* **Work to be completed**
Scan the entries below for the word "Presentation". Copy each line that has it.

## START

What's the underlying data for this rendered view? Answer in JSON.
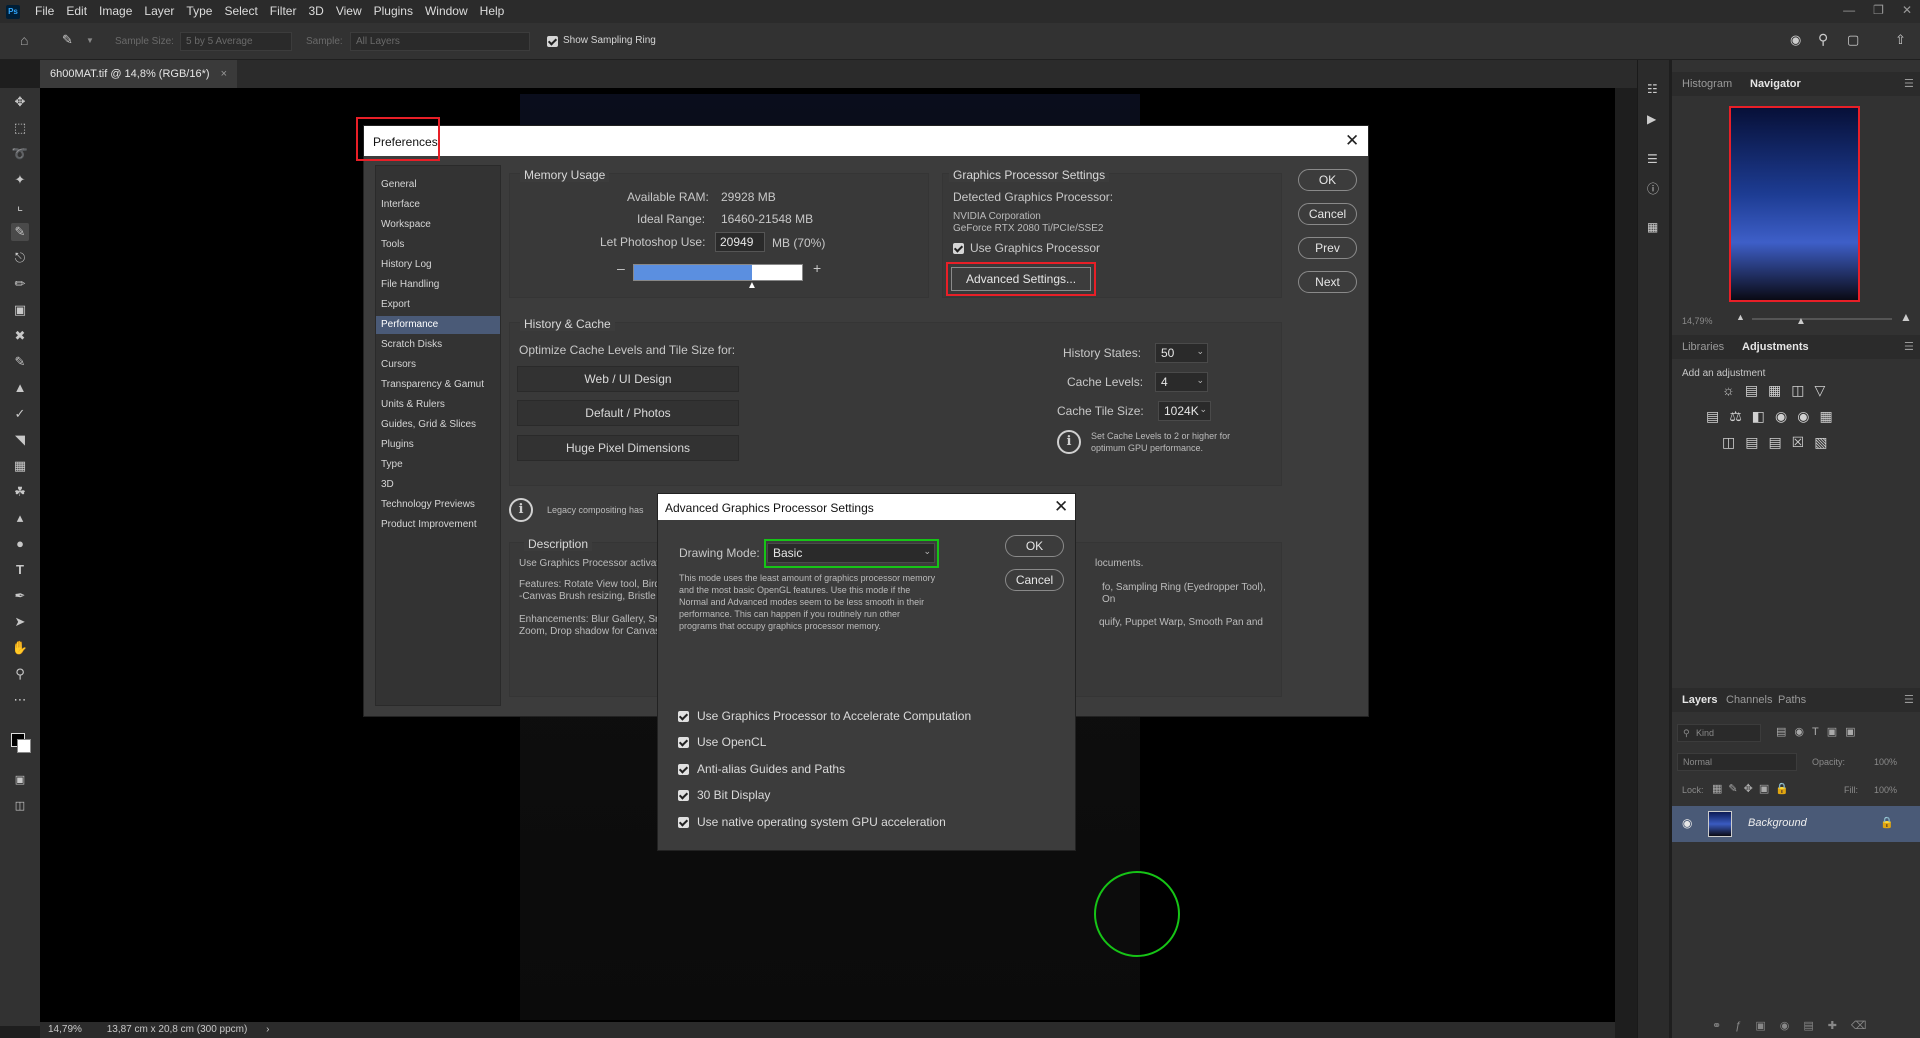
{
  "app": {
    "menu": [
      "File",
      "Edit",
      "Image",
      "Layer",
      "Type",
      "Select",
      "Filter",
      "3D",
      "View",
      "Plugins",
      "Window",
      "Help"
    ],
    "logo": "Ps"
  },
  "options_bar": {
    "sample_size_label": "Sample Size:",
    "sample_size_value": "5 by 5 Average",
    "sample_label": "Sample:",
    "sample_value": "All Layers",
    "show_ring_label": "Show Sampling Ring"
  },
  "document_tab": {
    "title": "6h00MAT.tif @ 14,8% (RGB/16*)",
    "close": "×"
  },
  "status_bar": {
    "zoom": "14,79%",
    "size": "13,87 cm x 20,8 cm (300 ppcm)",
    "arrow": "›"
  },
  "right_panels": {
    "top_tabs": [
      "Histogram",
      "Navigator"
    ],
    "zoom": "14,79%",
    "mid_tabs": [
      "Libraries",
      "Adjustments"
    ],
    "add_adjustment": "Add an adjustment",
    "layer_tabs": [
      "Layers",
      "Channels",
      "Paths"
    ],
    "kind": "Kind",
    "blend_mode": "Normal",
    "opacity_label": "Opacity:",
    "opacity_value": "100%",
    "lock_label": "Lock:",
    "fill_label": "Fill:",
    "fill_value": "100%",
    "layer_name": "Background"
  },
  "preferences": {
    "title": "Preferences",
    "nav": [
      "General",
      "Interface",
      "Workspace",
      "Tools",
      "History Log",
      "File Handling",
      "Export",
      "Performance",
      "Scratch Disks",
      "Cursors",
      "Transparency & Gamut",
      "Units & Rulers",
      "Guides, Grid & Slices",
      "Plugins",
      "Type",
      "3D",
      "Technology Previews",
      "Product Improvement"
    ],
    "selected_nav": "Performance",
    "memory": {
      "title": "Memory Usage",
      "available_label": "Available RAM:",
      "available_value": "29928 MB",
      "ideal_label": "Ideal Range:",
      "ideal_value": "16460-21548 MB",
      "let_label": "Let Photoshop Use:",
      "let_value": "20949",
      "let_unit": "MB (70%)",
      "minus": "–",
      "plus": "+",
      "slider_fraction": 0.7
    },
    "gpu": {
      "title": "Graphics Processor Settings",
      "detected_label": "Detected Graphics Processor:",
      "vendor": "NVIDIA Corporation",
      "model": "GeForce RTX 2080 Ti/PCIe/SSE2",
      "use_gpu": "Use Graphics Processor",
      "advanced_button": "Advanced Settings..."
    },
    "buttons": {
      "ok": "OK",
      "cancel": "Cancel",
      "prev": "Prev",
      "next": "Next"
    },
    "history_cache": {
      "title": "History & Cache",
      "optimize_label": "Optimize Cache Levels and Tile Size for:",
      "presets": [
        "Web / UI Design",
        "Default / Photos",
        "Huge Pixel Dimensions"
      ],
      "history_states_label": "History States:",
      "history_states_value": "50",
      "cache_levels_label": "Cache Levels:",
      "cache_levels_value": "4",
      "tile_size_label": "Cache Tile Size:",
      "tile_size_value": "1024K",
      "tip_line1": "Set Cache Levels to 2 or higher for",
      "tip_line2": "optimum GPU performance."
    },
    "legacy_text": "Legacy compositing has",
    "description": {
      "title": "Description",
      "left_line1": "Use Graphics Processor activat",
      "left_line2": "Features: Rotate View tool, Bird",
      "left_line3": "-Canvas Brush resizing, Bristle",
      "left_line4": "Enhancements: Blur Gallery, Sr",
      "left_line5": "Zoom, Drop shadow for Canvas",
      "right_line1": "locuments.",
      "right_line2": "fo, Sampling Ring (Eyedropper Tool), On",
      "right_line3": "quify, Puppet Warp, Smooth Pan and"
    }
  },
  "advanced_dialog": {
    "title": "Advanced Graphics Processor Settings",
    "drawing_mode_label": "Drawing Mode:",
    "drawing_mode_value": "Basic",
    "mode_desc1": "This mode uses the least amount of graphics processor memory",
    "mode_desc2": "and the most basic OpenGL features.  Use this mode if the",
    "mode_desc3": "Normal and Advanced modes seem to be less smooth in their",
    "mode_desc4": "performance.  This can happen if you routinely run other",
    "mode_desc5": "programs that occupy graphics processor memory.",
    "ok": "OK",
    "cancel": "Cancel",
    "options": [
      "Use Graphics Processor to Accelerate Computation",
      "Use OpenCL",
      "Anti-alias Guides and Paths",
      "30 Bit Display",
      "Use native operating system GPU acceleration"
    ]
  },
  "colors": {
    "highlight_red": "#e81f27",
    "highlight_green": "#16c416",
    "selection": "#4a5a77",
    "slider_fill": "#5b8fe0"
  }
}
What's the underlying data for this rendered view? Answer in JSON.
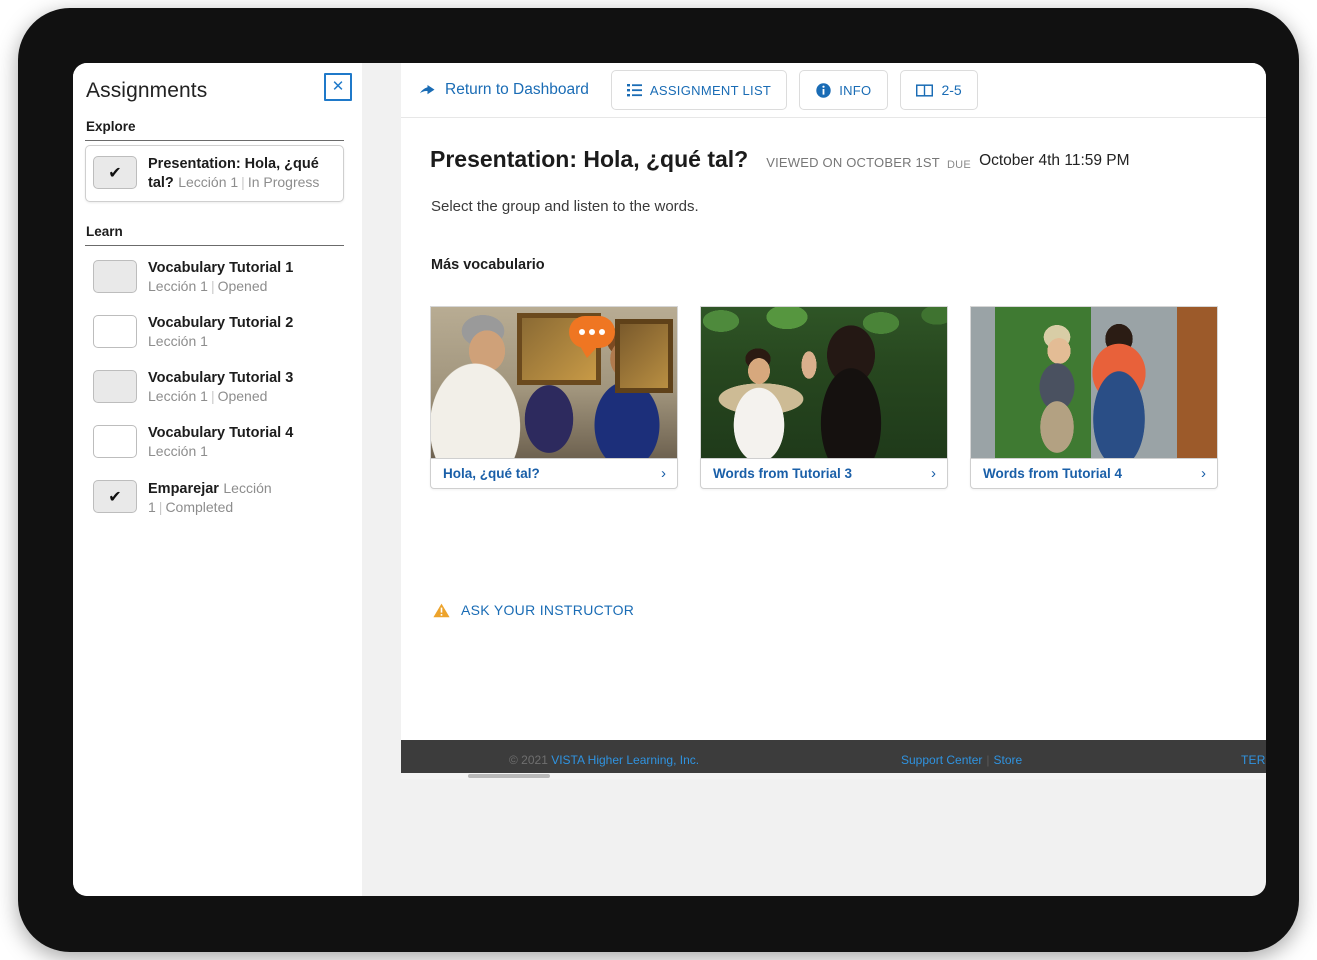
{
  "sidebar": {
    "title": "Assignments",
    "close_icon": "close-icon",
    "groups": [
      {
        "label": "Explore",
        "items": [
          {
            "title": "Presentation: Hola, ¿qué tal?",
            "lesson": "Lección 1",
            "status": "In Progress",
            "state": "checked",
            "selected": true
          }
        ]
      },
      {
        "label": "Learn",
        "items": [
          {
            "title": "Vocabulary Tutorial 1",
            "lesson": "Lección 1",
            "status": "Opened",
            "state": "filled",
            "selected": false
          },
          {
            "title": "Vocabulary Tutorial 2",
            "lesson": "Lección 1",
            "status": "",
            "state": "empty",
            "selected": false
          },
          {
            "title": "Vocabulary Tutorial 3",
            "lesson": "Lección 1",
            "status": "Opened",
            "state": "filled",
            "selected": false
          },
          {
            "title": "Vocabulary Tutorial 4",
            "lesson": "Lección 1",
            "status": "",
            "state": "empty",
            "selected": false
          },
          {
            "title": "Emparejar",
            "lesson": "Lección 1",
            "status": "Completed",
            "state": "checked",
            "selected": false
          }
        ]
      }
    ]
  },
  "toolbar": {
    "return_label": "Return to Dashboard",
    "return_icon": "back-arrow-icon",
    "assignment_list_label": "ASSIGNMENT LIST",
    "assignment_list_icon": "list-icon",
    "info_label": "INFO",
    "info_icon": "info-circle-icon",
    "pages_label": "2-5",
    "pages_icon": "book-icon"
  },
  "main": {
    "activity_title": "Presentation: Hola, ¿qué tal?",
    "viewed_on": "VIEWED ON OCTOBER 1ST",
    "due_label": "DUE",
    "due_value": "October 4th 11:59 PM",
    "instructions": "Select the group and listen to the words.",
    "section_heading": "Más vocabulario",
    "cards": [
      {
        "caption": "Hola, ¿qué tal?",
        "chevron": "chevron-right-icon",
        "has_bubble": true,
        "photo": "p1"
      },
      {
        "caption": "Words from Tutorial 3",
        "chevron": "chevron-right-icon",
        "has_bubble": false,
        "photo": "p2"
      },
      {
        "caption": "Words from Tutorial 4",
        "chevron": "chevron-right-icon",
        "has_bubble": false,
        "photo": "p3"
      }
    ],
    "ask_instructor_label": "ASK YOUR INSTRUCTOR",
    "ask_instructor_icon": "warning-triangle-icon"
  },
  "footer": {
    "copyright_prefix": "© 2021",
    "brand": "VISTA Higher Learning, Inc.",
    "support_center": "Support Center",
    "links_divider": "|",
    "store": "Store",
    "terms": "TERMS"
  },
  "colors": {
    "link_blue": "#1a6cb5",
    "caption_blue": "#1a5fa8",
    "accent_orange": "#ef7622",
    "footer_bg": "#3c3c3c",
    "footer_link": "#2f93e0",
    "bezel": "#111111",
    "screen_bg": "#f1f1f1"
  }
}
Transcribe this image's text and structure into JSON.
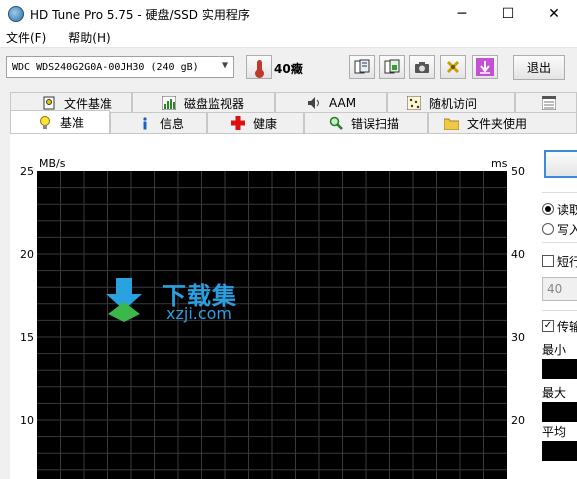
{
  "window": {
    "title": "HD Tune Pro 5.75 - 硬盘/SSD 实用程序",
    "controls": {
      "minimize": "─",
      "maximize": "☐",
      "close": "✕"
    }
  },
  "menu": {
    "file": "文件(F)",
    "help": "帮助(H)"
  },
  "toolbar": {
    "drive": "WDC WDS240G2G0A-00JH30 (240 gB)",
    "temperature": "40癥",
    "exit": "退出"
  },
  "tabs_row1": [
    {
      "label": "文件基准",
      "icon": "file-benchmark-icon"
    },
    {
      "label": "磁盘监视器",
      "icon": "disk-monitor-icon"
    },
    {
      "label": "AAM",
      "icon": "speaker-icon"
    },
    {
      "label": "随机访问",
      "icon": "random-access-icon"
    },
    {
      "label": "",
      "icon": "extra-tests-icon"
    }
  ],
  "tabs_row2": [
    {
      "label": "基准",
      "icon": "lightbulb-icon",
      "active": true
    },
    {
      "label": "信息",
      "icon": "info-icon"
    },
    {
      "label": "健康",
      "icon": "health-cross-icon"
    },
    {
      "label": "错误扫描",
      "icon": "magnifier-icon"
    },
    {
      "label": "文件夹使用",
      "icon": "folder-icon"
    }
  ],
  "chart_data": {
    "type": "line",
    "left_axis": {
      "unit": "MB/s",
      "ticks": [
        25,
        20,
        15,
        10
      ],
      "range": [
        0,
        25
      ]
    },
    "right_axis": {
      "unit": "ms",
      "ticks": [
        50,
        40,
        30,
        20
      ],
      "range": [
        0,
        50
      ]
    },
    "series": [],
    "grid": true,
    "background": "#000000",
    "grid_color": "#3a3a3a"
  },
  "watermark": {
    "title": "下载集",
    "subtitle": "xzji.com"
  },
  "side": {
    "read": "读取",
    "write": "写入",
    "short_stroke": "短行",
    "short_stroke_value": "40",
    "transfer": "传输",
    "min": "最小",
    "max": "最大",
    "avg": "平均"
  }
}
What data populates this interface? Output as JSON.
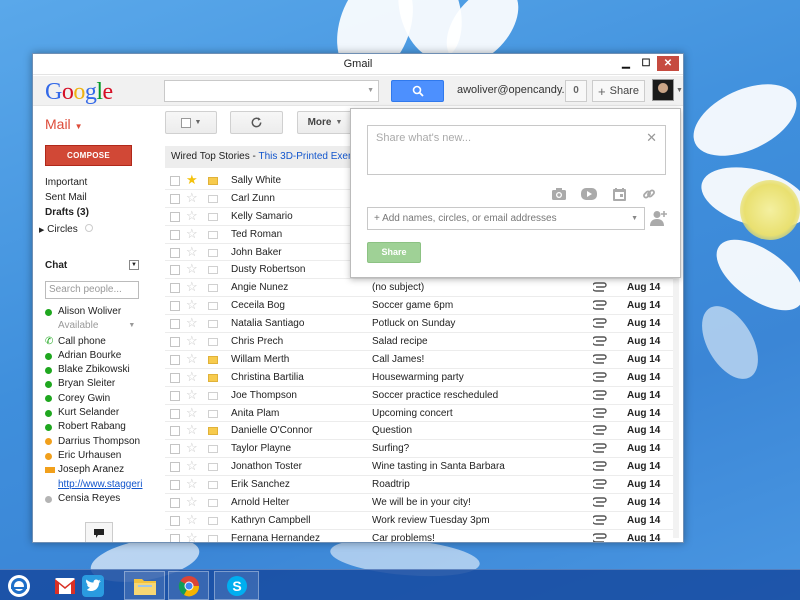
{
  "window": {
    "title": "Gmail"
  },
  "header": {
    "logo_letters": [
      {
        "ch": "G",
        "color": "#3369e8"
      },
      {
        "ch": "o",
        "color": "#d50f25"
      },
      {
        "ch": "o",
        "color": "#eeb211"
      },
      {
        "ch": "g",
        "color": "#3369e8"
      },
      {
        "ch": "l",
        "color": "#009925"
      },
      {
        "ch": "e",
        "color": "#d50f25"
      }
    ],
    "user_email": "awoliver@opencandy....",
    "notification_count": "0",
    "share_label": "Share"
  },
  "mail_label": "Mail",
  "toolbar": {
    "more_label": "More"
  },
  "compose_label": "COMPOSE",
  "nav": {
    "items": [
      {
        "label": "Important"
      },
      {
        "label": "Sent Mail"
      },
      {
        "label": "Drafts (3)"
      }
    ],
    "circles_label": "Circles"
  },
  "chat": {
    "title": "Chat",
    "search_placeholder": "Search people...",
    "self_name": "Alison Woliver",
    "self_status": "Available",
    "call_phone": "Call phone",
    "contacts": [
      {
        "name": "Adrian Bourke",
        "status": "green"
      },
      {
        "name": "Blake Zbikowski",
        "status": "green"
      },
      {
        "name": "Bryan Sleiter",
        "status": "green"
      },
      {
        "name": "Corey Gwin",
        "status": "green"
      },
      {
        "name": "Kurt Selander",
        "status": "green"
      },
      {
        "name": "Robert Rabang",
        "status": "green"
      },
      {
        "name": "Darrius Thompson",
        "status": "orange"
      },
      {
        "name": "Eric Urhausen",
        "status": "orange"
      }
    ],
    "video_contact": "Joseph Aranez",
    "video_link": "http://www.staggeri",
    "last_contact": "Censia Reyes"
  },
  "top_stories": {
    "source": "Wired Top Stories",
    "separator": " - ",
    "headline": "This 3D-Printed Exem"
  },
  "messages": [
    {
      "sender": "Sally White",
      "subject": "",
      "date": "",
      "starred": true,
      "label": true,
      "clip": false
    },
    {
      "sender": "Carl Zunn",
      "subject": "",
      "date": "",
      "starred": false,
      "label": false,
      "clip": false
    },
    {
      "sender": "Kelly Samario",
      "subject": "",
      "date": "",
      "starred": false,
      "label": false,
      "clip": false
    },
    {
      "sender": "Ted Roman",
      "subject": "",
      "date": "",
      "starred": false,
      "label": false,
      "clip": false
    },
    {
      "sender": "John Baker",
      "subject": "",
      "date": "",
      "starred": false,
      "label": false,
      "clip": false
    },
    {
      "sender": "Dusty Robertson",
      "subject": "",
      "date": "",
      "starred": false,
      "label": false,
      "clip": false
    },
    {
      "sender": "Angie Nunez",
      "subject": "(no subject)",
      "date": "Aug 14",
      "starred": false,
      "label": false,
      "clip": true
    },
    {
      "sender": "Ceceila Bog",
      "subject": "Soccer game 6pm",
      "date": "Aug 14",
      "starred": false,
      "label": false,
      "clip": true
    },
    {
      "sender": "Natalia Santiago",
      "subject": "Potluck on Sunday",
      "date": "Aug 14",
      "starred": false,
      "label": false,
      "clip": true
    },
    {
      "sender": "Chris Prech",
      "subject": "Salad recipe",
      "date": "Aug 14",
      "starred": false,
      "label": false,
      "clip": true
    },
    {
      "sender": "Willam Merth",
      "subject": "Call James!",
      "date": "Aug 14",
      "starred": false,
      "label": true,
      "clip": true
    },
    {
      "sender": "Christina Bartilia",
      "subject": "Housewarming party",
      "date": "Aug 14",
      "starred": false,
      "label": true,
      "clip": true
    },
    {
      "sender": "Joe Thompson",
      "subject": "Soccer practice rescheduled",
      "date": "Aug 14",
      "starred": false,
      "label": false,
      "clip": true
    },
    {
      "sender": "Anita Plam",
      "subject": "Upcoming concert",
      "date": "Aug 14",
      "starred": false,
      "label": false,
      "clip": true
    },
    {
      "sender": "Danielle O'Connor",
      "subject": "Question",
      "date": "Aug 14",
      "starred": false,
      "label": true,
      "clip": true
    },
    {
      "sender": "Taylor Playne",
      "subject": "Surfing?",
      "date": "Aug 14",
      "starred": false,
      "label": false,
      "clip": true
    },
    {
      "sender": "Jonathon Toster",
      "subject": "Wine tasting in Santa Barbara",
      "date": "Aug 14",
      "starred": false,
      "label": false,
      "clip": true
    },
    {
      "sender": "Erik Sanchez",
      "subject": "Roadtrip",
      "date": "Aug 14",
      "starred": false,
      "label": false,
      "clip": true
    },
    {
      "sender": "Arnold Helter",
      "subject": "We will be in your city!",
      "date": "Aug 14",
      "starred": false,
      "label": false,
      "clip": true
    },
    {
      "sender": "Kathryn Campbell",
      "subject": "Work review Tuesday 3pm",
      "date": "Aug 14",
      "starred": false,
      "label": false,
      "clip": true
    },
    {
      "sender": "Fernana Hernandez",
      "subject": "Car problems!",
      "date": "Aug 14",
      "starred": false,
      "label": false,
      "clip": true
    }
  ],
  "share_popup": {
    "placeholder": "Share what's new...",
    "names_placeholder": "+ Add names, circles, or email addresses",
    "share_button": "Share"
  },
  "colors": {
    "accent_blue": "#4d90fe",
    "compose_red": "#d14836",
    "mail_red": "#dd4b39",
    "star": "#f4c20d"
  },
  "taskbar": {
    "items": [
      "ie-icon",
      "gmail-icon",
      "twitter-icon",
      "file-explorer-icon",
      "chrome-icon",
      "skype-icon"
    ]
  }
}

## END

* **The solution**
            "title": "Presentation: Hola, ¿qué tal?",
    "activity_title": "Presentation: Hola, ¿qué tal?",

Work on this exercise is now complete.